# CHALLENGE
Your reply should be one number: the count of lines holding the word "this".

--- RECORD EXCERPTS ---

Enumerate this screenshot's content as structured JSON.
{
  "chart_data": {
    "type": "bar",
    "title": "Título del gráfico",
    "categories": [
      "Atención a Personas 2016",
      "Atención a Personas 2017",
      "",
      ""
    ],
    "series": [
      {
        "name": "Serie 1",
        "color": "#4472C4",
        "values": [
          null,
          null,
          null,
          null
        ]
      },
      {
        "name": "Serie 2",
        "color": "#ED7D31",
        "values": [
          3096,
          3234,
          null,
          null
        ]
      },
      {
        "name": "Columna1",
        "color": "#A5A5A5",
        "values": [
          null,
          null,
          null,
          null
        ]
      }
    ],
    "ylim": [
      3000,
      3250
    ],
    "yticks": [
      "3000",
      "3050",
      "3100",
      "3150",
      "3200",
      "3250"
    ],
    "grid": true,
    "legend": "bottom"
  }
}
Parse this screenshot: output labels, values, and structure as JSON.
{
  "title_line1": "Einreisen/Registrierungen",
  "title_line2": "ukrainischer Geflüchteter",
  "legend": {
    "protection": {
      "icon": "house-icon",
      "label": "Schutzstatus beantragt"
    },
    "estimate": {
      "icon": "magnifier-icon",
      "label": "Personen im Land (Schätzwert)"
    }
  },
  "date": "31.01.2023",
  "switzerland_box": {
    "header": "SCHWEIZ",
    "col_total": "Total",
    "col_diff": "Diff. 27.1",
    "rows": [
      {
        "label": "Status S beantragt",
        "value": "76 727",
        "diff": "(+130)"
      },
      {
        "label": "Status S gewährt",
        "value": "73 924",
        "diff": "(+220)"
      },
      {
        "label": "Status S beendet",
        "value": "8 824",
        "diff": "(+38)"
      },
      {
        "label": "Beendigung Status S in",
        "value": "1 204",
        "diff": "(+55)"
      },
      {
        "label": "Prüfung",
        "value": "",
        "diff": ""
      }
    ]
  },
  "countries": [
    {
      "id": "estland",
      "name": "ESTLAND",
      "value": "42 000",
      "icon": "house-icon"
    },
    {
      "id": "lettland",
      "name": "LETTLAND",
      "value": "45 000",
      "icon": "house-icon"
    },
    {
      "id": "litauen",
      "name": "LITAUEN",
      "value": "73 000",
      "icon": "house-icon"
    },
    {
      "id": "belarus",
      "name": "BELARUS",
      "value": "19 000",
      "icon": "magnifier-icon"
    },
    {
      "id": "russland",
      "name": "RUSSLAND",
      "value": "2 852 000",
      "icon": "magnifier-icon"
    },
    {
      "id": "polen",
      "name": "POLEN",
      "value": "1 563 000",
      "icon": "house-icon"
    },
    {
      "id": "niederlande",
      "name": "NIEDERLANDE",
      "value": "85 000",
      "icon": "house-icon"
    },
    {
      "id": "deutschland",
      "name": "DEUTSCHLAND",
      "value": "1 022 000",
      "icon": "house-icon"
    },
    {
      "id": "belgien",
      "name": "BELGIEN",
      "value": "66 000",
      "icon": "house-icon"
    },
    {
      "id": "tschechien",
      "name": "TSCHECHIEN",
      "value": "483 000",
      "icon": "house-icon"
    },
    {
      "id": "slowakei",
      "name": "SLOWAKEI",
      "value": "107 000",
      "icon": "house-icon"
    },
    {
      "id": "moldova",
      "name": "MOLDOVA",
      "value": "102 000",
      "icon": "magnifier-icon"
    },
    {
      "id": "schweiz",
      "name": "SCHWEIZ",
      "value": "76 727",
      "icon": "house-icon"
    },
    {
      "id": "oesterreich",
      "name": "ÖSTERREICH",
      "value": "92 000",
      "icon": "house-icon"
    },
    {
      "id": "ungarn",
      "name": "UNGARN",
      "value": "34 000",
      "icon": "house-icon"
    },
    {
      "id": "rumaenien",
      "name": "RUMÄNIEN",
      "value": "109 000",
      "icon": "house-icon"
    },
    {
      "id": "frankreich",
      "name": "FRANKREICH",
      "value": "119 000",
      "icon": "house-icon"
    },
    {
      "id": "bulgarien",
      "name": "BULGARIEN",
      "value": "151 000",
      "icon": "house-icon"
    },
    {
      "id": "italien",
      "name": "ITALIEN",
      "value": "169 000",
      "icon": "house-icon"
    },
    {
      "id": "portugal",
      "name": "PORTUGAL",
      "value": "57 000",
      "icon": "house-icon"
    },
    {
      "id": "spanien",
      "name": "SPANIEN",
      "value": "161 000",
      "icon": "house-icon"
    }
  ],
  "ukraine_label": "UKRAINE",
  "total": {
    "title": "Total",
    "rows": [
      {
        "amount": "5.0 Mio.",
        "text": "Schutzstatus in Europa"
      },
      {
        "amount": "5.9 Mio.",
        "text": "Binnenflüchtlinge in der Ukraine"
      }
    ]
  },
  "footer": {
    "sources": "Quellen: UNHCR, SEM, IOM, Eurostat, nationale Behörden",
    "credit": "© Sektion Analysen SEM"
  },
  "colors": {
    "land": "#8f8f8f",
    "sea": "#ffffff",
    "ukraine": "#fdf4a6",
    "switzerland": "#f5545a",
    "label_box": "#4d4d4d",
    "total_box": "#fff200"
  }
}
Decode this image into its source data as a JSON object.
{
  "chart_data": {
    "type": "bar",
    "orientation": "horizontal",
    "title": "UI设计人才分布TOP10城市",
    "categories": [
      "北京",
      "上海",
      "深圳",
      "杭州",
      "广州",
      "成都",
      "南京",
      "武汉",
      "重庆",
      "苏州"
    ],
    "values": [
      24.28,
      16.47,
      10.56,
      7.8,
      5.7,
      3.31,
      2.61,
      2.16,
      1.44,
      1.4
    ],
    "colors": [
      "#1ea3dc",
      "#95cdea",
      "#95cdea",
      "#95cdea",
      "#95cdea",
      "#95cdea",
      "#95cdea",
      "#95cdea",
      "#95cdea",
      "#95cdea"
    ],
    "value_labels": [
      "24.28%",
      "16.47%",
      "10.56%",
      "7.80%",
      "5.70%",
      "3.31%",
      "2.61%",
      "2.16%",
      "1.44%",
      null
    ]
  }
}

---

# TASK SOLUTION
3